Below are the records; reproduce all of them exactly but without any images.
═══ STORED ROWS
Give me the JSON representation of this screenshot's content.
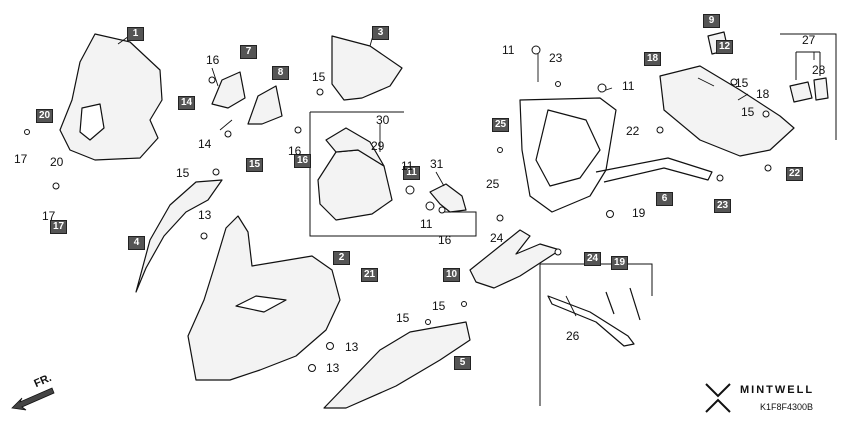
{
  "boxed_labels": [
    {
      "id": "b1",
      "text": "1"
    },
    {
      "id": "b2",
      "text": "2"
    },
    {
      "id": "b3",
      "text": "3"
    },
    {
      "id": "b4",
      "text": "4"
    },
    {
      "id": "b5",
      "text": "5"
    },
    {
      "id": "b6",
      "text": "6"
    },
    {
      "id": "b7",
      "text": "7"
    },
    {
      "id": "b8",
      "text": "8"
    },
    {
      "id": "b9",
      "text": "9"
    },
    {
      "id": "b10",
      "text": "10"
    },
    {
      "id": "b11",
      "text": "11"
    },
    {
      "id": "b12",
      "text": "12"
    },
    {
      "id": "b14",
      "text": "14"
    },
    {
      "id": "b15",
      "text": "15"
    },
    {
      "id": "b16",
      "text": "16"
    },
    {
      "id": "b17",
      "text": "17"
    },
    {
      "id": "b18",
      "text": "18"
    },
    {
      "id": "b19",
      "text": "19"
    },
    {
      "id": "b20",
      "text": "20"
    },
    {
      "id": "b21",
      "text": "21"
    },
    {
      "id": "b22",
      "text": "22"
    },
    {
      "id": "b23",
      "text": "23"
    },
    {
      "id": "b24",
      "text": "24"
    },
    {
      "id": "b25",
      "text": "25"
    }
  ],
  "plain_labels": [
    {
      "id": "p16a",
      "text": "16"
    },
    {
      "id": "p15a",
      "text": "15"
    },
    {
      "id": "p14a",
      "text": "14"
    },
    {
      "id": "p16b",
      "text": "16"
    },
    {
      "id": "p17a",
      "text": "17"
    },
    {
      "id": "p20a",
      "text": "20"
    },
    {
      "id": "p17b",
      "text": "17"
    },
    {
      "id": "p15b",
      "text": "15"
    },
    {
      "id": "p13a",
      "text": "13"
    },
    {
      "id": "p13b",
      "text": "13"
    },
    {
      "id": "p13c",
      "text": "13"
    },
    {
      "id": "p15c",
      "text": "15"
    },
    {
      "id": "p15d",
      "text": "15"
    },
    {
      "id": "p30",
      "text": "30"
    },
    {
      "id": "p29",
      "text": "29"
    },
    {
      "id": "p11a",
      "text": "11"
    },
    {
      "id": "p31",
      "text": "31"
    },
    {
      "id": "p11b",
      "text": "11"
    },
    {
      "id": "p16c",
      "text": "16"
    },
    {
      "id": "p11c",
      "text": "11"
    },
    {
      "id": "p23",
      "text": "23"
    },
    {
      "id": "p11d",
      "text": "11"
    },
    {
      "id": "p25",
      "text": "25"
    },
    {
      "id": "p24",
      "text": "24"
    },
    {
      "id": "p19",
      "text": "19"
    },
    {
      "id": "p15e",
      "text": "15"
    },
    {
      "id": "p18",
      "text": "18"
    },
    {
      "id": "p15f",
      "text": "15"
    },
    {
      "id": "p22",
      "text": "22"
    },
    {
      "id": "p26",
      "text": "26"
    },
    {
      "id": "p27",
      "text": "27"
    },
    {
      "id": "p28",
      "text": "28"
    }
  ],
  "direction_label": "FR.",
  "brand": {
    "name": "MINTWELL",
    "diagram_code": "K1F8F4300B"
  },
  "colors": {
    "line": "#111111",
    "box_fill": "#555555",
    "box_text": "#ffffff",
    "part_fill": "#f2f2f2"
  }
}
══════
▶ _COMPLETE ANSWER_
Give me the JSON representation of this screenshot's content.
{
  "boxed_labels": [
    {
      "id": "b1",
      "text": "1"
    },
    {
      "id": "b2",
      "text": "2"
    },
    {
      "id": "b3",
      "text": "3"
    },
    {
      "id": "b4",
      "text": "4"
    },
    {
      "id": "b5",
      "text": "5"
    },
    {
      "id": "b6",
      "text": "6"
    },
    {
      "id": "b7",
      "text": "7"
    },
    {
      "id": "b8",
      "text": "8"
    },
    {
      "id": "b9",
      "text": "9"
    },
    {
      "id": "b10",
      "text": "10"
    },
    {
      "id": "b11",
      "text": "11"
    },
    {
      "id": "b12",
      "text": "12"
    },
    {
      "id": "b14",
      "text": "14"
    },
    {
      "id": "b15",
      "text": "15"
    },
    {
      "id": "b16",
      "text": "16"
    },
    {
      "id": "b17",
      "text": "17"
    },
    {
      "id": "b18",
      "text": "18"
    },
    {
      "id": "b19",
      "text": "19"
    },
    {
      "id": "b20",
      "text": "20"
    },
    {
      "id": "b21",
      "text": "21"
    },
    {
      "id": "b22",
      "text": "22"
    },
    {
      "id": "b23",
      "text": "23"
    },
    {
      "id": "b24",
      "text": "24"
    },
    {
      "id": "b25",
      "text": "25"
    }
  ],
  "plain_labels": [
    {
      "id": "p16a",
      "text": "16"
    },
    {
      "id": "p15a",
      "text": "15"
    },
    {
      "id": "p14a",
      "text": "14"
    },
    {
      "id": "p16b",
      "text": "16"
    },
    {
      "id": "p17a",
      "text": "17"
    },
    {
      "id": "p20a",
      "text": "20"
    },
    {
      "id": "p17b",
      "text": "17"
    },
    {
      "id": "p15b",
      "text": "15"
    },
    {
      "id": "p13a",
      "text": "13"
    },
    {
      "id": "p13b",
      "text": "13"
    },
    {
      "id": "p13c",
      "text": "13"
    },
    {
      "id": "p15c",
      "text": "15"
    },
    {
      "id": "p15d",
      "text": "15"
    },
    {
      "id": "p30",
      "text": "30"
    },
    {
      "id": "p29",
      "text": "29"
    },
    {
      "id": "p11a",
      "text": "11"
    },
    {
      "id": "p31",
      "text": "31"
    },
    {
      "id": "p11b",
      "text": "11"
    },
    {
      "id": "p16c",
      "text": "16"
    },
    {
      "id": "p11c",
      "text": "11"
    },
    {
      "id": "p23",
      "text": "23"
    },
    {
      "id": "p11d",
      "text": "11"
    },
    {
      "id": "p25",
      "text": "25"
    },
    {
      "id": "p24",
      "text": "24"
    },
    {
      "id": "p19",
      "text": "19"
    },
    {
      "id": "p15e",
      "text": "15"
    },
    {
      "id": "p18",
      "text": "18"
    },
    {
      "id": "p15f",
      "text": "15"
    },
    {
      "id": "p22",
      "text": "22"
    },
    {
      "id": "p26",
      "text": "26"
    },
    {
      "id": "p27",
      "text": "27"
    },
    {
      "id": "p28",
      "text": "28"
    }
  ],
  "direction_label": "FR.",
  "brand": {
    "name": "MINTWELL",
    "diagram_code": "K1F8F4300B"
  },
  "colors": {
    "line": "#111111",
    "box_fill": "#555555",
    "box_text": "#ffffff",
    "part_fill": "#f2f2f2"
  }
}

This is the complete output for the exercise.